## Set problem
Extract exactly the range of lines bounded by the line containing "Parse this chart: output" and the final line of the listing, both ends included, and no other lines.

BEGIN

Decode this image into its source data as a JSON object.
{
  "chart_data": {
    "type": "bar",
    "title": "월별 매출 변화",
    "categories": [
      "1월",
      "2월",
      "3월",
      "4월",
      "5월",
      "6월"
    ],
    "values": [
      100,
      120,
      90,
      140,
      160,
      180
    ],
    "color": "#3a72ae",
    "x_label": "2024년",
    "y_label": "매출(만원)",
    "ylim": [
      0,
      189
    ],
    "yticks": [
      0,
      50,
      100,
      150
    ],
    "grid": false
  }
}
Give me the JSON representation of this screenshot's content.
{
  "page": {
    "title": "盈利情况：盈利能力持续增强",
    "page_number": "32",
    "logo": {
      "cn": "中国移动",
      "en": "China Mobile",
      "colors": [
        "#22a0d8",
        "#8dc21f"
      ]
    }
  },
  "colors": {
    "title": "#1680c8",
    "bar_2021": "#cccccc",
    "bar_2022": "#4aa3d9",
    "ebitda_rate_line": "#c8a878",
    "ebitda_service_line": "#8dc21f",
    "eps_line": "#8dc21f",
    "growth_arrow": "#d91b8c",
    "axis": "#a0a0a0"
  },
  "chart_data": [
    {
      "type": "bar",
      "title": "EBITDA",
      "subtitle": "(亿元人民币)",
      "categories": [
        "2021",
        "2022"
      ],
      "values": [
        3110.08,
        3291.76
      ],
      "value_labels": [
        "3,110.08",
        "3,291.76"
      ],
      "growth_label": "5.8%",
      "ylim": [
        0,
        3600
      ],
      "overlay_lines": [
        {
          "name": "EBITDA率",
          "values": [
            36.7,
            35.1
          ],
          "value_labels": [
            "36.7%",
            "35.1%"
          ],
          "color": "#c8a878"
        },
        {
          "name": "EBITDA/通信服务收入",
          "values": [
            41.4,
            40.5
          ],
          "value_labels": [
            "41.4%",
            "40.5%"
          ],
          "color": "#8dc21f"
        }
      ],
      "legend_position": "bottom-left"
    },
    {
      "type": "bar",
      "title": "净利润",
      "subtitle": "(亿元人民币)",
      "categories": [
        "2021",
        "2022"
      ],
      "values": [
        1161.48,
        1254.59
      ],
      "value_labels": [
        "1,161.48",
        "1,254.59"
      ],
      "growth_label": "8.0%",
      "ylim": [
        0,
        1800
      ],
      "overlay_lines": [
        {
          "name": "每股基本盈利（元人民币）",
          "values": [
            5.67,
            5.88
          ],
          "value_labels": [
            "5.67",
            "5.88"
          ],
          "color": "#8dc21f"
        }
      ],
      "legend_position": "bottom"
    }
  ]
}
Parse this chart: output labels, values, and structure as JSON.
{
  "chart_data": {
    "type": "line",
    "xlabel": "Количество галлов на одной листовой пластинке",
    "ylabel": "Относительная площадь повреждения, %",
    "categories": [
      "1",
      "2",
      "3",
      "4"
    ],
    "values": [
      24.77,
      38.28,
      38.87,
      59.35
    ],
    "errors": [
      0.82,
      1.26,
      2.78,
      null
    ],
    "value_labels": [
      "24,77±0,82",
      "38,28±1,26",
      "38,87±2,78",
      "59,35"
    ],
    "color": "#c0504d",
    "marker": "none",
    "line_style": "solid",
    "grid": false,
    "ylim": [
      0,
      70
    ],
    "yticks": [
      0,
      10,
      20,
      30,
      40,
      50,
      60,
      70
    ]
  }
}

END

## Response to this exercise
Parse this chart: output labels, values, and structure as JSON.
{
  "chart_data": {
    "type": "line",
    "xlabel": "Количество галлов на одной листовой пластинке",
    "ylabel": "Относительная площадь повреждения, %",
    "categories": [
      "1",
      "2",
      "3",
      "4"
    ],
    "values": [
      24.77,
      38.28,
      38.87,
      59.35
    ],
    "errors": [
      0.82,
      1.26,
      2.78,
      null
    ],
    "value_labels": [
      "24,77±0,82",
      "38,28±1,26",
      "38,87±2,78",
      "59,35"
    ],
    "color": "#c0504d",
    "marker": "none",
    "line_style": "solid",
    "grid": false,
    "ylim": [
      0,
      70
    ],
    "yticks": [
      0,
      10,
      20,
      30,
      40,
      50,
      60,
      70
    ]
  }
}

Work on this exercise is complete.